-- PROBLEM TO WORK ON --
Write out the material again word for word, dropping any images it holds.

-- PROVIDED DATA --
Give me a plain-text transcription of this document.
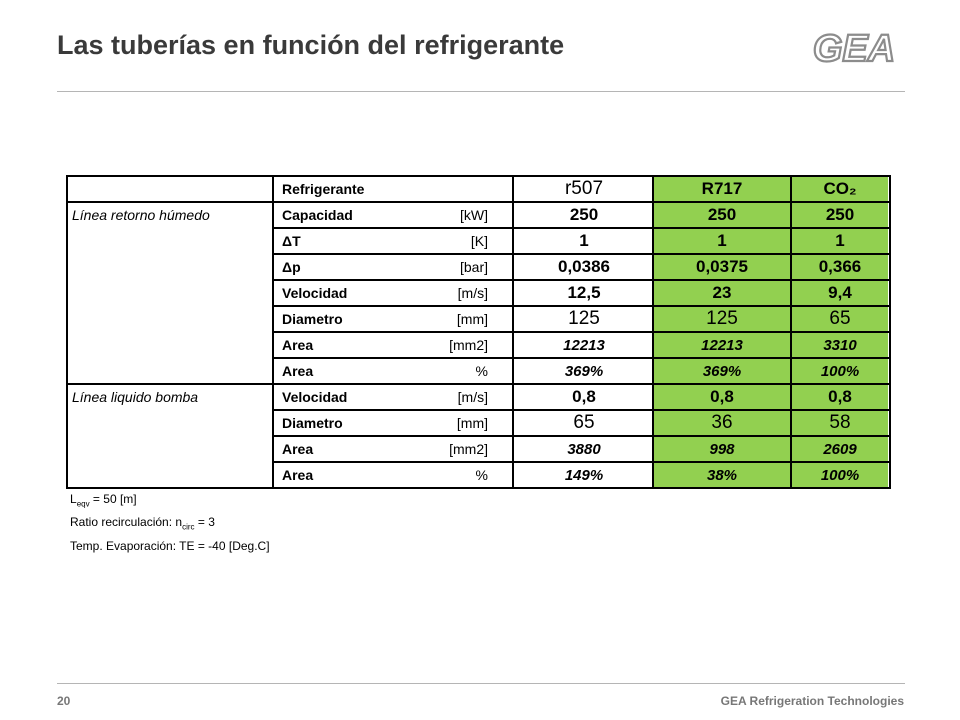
Las tuberías en función del refrigerante	GEA
Refrigerante	r507	R717	CO₂
Línea retorno húmedo	Capacidad	[kW]	250	250	250
ΔT	[K]	1	1	1
Δp	[bar]	0,0386	0,0375	0,366
Velocidad	[m/s]	12,5	23	9,4
Diametro	[mm]	125	125	65
Area	[mm2]	12213	12213	3310
Area	%	369%	369%	100%
Línea liquido bomba	Velocidad	[m/s]	0,8	0,8	0,8
Diametro	[mm]	65	36	58
Area	[mm2]	3880	998	2609
Area	%	149%	38%	100%
$L_{eqv} = 50$ [m]
Ratio recirculación: $n_{circ} = 3$
Temp. Evaporación: TE = -40 [Deg.C]
20	GEA Refrigeration Technologies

-- RESPONSE TO THIS EXERCISE --
Give me a plain-text transcription of this document.
Las tuberías en función del refrigerante	GEA
Refrigerante	r507	R717	CO₂
Línea retorno húmedo	Capacidad	[kW]	250	250	250
ΔT	[K]	1	1	1
Δp	[bar]	0,0386	0,0375	0,366
Velocidad	[m/s]	12,5	23	9,4
Diametro	[mm]	125	125	65
Area	[mm2]	12213	12213	3310
Area	%	369%	369%	100%
Línea liquido bomba	Velocidad	[m/s]	0,8	0,8	0,8
Diametro	[mm]	65	36	58
Area	[mm2]	3880	998	2609
Area	%	149%	38%	100%
$L_{eqv} = 50$ [m]
Ratio recirculación: $n_{circ} = 3$
Temp. Evaporación: TE = -40 [Deg.C]
20	GEA Refrigeration Technologies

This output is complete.